▶ _TASK REQUIREMENTS_
Can all of these lines be returned exactly?

--- begin ---

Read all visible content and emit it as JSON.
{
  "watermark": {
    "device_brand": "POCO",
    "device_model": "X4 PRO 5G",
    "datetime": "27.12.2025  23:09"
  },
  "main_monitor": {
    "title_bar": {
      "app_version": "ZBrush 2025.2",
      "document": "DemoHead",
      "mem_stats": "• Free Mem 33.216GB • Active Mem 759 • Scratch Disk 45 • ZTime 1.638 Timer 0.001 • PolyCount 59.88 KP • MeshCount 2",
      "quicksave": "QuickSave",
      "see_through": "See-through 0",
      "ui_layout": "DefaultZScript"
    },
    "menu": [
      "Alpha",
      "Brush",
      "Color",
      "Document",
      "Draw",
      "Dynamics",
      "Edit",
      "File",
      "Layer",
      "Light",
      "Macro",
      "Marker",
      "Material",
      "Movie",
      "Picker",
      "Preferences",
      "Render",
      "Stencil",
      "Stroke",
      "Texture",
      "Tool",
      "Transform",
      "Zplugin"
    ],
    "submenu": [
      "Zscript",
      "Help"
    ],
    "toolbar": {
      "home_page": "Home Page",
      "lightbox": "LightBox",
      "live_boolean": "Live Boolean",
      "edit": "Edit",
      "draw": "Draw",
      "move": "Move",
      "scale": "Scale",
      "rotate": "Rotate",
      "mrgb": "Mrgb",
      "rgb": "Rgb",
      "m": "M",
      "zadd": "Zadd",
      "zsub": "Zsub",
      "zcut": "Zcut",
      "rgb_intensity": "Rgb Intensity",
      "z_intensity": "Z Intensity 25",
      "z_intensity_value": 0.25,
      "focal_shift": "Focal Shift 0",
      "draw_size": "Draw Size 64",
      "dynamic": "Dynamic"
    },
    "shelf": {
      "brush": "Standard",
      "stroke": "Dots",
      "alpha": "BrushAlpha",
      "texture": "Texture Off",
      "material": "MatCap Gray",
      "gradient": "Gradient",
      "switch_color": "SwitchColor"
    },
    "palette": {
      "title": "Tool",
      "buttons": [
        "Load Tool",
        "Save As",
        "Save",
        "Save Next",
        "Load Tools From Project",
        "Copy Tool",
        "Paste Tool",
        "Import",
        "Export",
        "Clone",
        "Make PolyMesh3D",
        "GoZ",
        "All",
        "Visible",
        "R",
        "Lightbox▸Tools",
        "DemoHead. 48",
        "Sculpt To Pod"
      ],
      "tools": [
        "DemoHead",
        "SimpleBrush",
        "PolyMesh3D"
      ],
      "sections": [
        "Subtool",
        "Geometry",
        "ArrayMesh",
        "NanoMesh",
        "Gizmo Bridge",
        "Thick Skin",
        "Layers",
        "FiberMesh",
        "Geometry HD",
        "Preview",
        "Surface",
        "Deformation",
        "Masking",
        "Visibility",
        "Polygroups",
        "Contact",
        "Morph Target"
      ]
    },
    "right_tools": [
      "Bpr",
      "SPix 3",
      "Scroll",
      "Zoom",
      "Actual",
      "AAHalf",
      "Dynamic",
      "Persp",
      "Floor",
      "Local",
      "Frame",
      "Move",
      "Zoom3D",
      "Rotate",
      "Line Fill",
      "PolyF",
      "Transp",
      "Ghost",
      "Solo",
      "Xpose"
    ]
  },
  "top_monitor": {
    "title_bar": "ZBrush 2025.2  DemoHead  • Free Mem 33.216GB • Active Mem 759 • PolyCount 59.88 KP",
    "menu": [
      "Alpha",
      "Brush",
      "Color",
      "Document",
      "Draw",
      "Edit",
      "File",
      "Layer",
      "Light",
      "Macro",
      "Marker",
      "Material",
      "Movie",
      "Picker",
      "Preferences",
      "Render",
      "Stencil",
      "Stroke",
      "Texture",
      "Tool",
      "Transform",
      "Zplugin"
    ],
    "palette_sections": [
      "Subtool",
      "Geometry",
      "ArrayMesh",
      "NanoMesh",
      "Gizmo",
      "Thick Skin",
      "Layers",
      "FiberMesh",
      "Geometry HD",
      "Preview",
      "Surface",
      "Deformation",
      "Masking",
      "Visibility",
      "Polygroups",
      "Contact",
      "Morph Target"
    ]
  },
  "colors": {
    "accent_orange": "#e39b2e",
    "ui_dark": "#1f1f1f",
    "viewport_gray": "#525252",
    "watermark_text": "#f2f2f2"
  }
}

--- end ---

▶ _FINISHED TASK_
Read all visible content and emit it as JSON.
{
  "watermark": {
    "device_brand": "POCO",
    "device_model": "X4 PRO 5G",
    "datetime": "27.12.2025  23:09"
  },
  "main_monitor": {
    "title_bar": {
      "app_version": "ZBrush 2025.2",
      "document": "DemoHead",
      "mem_stats": "• Free Mem 33.216GB • Active Mem 759 • Scratch Disk 45 • ZTime 1.638 Timer 0.001 • PolyCount 59.88 KP • MeshCount 2",
      "quicksave": "QuickSave",
      "see_through": "See-through 0",
      "ui_layout": "DefaultZScript"
    },
    "menu": [
      "Alpha",
      "Brush",
      "Color",
      "Document",
      "Draw",
      "Dynamics",
      "Edit",
      "File",
      "Layer",
      "Light",
      "Macro",
      "Marker",
      "Material",
      "Movie",
      "Picker",
      "Preferences",
      "Render",
      "Stencil",
      "Stroke",
      "Texture",
      "Tool",
      "Transform",
      "Zplugin"
    ],
    "submenu": [
      "Zscript",
      "Help"
    ],
    "toolbar": {
      "home_page": "Home Page",
      "lightbox": "LightBox",
      "live_boolean": "Live Boolean",
      "edit": "Edit",
      "draw": "Draw",
      "move": "Move",
      "scale": "Scale",
      "rotate": "Rotate",
      "mrgb": "Mrgb",
      "rgb": "Rgb",
      "m": "M",
      "zadd": "Zadd",
      "zsub": "Zsub",
      "zcut": "Zcut",
      "rgb_intensity": "Rgb Intensity",
      "z_intensity": "Z Intensity 25",
      "z_intensity_value": 0.25,
      "focal_shift": "Focal Shift 0",
      "draw_size": "Draw Size 64",
      "dynamic": "Dynamic"
    },
    "shelf": {
      "brush": "Standard",
      "stroke": "Dots",
      "alpha": "BrushAlpha",
      "texture": "Texture Off",
      "material": "MatCap Gray",
      "gradient": "Gradient",
      "switch_color": "SwitchColor"
    },
    "palette": {
      "title": "Tool",
      "buttons": [
        "Load Tool",
        "Save As",
        "Save",
        "Save Next",
        "Load Tools From Project",
        "Copy Tool",
        "Paste Tool",
        "Import",
        "Export",
        "Clone",
        "Make PolyMesh3D",
        "GoZ",
        "All",
        "Visible",
        "R",
        "Lightbox▸Tools",
        "DemoHead. 48",
        "Sculpt To Pod"
      ],
      "tools": [
        "DemoHead",
        "SimpleBrush",
        "PolyMesh3D"
      ],
      "sections": [
        "Subtool",
        "Geometry",
        "ArrayMesh",
        "NanoMesh",
        "Gizmo Bridge",
        "Thick Skin",
        "Layers",
        "FiberMesh",
        "Geometry HD",
        "Preview",
        "Surface",
        "Deformation",
        "Masking",
        "Visibility",
        "Polygroups",
        "Contact",
        "Morph Target"
      ]
    },
    "right_tools": [
      "Bpr",
      "SPix 3",
      "Scroll",
      "Zoom",
      "Actual",
      "AAHalf",
      "Dynamic",
      "Persp",
      "Floor",
      "Local",
      "Frame",
      "Move",
      "Zoom3D",
      "Rotate",
      "Line Fill",
      "PolyF",
      "Transp",
      "Ghost",
      "Solo",
      "Xpose"
    ]
  },
  "top_monitor": {
    "title_bar": "ZBrush 2025.2  DemoHead  • Free Mem 33.216GB • Active Mem 759 • PolyCount 59.88 KP",
    "menu": [
      "Alpha",
      "Brush",
      "Color",
      "Document",
      "Draw",
      "Edit",
      "File",
      "Layer",
      "Light",
      "Macro",
      "Marker",
      "Material",
      "Movie",
      "Picker",
      "Preferences",
      "Render",
      "Stencil",
      "Stroke",
      "Texture",
      "Tool",
      "Transform",
      "Zplugin"
    ],
    "palette_sections": [
      "Subtool",
      "Geometry",
      "ArrayMesh",
      "NanoMesh",
      "Gizmo",
      "Thick Skin",
      "Layers",
      "FiberMesh",
      "Geometry HD",
      "Preview",
      "Surface",
      "Deformation",
      "Masking",
      "Visibility",
      "Polygroups",
      "Contact",
      "Morph Target"
    ]
  },
  "colors": {
    "accent_orange": "#e39b2e",
    "ui_dark": "#1f1f1f",
    "viewport_gray": "#525252",
    "watermark_text": "#f2f2f2"
  }
}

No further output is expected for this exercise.